Jonathan David Melvoin (December 6, 1961 – July 12, 1996) was an American musician, active in the 1980s and 1990s.

Early life
He was the son of Constance (née Ives) and Mike Melvoin, keyboardist for The Wrecking Crew, and brother of twins Susannah and Wendy Melvoin of Prince and The Revolution. He first learned to play drums at the age of five.

Career
Melvoin performed with many punk bands in the 1990s, such as The Dickies. He was also a member of The Family, a Prince side project band which produced the original recording of "Nothing Compares 2 U", "Screams of Passion" and "Mutiny", and made musical contributions to many Wendy & Lisa projects, as well as to Prince and the Revolution's 1985 album Around the World in a Day. He also played drums on "Do U Lie?" from the 1986 Prince & the Revolution album Parade. At the time of his death he was the touring keyboardist for The Smashing Pumpkins during their worldwide tour for the album Mellon Collie and the Infinite Sadness.

- **RECORDED DATA**:

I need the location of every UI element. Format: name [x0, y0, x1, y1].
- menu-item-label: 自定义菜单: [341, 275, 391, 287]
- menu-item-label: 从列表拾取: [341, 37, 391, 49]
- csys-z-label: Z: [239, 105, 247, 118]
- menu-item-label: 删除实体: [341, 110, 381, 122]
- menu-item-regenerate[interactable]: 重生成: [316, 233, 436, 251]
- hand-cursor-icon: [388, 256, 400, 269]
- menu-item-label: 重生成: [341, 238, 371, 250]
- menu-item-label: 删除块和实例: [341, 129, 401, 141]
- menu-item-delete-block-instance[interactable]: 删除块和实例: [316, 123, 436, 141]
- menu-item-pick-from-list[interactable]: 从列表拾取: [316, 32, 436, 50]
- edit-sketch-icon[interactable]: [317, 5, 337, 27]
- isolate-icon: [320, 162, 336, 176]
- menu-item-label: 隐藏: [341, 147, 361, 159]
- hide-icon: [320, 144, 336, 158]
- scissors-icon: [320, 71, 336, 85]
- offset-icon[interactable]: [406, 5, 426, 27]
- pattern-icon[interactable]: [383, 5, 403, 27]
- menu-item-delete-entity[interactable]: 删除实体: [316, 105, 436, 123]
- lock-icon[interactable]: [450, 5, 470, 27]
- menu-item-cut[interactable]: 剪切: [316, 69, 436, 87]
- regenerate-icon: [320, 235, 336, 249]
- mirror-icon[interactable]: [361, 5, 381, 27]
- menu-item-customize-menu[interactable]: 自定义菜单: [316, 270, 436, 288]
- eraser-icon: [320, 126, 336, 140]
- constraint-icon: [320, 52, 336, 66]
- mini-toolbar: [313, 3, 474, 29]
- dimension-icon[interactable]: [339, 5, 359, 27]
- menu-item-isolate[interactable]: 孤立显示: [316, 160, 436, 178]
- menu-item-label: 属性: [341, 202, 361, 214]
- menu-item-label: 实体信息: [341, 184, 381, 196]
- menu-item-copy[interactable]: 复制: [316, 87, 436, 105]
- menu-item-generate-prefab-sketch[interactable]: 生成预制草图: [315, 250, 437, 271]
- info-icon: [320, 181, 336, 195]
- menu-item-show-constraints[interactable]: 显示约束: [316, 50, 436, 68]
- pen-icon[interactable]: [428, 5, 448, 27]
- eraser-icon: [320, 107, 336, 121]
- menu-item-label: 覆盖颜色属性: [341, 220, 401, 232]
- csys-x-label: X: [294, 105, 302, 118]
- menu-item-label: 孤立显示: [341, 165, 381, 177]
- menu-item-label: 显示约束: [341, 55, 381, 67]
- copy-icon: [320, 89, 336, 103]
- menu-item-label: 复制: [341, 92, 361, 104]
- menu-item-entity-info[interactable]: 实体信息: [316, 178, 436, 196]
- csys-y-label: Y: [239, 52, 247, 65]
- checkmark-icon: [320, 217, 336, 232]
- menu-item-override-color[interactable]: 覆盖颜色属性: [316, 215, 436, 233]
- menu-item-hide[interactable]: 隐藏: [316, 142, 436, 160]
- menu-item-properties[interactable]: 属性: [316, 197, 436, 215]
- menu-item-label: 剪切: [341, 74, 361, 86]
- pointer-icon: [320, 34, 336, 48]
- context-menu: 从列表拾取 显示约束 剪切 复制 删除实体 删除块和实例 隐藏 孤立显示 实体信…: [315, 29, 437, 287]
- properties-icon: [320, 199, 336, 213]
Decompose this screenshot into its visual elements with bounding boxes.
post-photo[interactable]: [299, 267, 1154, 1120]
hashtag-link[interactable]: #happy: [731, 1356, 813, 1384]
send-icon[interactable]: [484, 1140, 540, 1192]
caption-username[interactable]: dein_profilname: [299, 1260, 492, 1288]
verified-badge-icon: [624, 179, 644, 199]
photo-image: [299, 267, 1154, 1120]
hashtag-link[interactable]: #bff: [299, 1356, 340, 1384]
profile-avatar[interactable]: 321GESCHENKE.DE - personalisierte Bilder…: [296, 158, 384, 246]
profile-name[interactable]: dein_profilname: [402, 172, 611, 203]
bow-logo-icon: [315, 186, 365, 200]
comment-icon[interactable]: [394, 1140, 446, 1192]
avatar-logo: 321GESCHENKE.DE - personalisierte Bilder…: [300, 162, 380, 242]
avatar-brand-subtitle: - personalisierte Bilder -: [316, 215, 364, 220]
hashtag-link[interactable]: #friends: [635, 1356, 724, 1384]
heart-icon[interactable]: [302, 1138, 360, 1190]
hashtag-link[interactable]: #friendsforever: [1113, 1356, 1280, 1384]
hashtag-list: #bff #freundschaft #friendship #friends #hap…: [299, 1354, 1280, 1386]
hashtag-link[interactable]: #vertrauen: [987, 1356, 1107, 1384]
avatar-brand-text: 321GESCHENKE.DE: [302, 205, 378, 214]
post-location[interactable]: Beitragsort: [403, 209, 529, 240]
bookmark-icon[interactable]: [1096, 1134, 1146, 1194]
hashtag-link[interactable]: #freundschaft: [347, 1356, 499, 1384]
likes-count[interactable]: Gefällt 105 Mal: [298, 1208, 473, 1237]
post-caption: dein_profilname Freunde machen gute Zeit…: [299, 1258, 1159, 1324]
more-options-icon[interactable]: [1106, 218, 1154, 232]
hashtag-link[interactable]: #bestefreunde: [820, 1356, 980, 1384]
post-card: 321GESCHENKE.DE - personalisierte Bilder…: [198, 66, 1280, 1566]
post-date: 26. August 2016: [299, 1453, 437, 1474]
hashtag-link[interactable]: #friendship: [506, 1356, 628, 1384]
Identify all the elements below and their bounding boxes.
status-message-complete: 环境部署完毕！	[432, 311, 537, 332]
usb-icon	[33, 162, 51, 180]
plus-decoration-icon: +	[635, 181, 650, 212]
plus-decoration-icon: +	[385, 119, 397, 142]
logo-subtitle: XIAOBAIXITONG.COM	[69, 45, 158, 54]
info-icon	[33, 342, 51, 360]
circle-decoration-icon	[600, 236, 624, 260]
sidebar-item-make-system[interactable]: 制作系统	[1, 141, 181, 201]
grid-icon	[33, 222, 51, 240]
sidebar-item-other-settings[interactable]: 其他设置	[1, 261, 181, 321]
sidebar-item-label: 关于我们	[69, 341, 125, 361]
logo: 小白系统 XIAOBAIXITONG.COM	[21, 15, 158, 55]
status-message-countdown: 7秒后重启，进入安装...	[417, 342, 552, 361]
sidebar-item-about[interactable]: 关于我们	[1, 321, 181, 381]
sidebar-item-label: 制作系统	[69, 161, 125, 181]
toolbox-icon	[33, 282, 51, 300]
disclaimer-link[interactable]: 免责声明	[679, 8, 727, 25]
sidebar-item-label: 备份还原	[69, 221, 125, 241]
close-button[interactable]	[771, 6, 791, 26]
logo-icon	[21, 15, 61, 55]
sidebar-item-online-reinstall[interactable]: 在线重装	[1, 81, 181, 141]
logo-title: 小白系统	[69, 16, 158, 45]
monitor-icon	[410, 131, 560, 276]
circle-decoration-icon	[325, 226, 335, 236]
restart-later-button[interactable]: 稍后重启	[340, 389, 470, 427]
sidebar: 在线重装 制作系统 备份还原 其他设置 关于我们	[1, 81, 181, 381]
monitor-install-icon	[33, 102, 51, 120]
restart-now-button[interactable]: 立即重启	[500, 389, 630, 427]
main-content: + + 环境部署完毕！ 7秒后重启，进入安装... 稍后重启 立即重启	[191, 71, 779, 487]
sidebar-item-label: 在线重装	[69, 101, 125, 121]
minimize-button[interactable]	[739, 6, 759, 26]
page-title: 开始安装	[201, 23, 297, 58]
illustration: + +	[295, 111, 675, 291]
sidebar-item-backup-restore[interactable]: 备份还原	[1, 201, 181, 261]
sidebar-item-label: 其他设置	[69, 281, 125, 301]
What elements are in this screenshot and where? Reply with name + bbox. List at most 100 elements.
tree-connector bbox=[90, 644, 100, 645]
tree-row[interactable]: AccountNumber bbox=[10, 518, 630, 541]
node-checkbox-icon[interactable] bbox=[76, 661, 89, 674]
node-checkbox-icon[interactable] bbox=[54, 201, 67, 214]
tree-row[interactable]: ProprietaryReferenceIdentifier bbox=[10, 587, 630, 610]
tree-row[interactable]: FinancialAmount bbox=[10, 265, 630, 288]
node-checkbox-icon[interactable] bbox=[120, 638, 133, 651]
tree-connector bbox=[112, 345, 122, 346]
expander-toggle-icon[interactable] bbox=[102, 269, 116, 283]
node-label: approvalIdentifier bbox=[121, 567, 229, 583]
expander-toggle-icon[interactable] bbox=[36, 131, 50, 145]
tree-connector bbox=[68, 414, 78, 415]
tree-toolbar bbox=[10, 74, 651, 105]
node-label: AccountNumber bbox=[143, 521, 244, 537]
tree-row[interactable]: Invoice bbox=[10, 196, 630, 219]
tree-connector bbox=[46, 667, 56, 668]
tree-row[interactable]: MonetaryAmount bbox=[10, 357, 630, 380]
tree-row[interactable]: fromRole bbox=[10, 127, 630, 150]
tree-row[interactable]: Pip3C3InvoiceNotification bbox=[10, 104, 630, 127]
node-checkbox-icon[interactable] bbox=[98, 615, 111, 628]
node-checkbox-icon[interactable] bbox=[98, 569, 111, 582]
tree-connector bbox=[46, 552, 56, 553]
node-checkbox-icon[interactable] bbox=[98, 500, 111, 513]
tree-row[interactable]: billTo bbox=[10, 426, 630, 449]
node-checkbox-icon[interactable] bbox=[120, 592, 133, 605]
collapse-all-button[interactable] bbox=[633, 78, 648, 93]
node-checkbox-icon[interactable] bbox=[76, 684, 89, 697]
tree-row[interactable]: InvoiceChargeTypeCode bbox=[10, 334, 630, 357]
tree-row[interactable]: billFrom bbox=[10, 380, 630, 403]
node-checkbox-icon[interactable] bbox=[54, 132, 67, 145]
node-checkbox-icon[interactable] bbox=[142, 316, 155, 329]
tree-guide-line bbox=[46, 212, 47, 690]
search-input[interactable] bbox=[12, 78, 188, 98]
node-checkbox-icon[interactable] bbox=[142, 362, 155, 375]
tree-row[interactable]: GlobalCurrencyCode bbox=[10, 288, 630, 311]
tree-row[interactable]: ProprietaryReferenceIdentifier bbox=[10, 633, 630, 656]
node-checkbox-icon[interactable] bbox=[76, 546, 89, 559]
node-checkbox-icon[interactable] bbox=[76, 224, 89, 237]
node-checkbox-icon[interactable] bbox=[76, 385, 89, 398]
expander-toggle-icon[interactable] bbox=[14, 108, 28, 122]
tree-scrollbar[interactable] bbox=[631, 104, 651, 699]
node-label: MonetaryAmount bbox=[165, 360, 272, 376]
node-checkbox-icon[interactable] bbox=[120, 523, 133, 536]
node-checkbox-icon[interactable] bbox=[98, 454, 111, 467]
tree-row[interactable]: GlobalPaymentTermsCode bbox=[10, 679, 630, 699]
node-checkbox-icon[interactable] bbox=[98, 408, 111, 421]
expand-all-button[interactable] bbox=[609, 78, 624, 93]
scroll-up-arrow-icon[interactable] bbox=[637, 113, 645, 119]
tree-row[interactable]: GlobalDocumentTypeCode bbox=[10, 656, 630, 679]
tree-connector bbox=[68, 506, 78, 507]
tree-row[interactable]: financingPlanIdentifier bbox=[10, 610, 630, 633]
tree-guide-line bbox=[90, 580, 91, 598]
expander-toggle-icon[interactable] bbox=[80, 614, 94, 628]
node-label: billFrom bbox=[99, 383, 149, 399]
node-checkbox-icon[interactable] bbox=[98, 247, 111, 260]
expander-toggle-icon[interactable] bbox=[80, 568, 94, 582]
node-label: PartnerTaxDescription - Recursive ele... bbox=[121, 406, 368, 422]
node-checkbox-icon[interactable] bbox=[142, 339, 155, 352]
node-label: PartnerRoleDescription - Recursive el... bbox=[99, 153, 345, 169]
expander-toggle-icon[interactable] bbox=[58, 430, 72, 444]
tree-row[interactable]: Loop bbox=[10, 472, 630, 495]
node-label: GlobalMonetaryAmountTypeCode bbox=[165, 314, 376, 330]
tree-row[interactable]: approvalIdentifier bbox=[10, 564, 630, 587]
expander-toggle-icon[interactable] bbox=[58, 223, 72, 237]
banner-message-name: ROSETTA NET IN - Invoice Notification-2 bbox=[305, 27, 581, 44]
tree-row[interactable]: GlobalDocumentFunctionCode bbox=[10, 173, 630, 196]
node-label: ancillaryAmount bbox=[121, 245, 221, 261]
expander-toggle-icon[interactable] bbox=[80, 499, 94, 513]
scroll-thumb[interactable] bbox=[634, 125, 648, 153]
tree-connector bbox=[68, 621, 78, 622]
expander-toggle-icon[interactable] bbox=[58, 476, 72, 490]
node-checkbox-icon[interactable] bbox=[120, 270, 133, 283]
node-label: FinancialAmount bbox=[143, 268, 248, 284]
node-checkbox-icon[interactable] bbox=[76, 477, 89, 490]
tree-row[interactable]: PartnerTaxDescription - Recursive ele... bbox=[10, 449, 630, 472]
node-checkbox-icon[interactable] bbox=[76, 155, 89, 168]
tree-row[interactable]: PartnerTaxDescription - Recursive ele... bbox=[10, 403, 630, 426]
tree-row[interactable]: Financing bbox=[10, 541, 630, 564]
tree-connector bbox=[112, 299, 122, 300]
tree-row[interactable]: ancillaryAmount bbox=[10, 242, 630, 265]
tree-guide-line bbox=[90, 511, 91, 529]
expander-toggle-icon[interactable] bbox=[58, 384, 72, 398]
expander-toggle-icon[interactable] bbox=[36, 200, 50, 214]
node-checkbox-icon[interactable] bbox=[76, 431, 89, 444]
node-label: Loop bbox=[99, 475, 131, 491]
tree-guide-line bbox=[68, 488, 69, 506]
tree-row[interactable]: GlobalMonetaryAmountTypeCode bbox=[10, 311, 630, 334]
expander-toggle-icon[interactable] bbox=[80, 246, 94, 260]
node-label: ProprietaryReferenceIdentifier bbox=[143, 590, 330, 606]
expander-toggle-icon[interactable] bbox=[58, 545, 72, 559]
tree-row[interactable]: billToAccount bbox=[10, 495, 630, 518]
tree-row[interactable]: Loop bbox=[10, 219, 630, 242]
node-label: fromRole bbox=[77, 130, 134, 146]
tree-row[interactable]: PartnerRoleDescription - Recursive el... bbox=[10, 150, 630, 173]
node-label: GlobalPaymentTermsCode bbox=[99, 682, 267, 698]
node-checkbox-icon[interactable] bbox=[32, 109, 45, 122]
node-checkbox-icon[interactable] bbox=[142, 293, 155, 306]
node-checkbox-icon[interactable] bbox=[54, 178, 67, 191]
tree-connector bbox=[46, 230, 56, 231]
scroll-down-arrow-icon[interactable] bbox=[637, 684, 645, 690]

- **EXERCISE REQUIREMENTS**:
Turn the paragraph of the Jonathan Melvoin biography that begins "Melvoin performed with many punk bands" into a short bulleted list that keeps its main facts. The records above come from a different source than the text.

- **ANSWER TO THE PROBLEM**:
- Played with many punk bands in the 1990s, including The Dickies
- Was a member of The Family, a Prince side project that produced the original recording of "Nothing Compares 2 U," along with "Screams of Passion" and "Mutiny"
- Contributed music to many Wendy & Lisa projects and to Prince and the Revolution's 1985 album Around the World in a Day
- Played drums on "Do U Lie?" from the 1986 album Parade
- Was the touring keyboardist for The Smashing Pumpkins on their world tour for Mellon Collie and the Infinite Sadness at the time of his death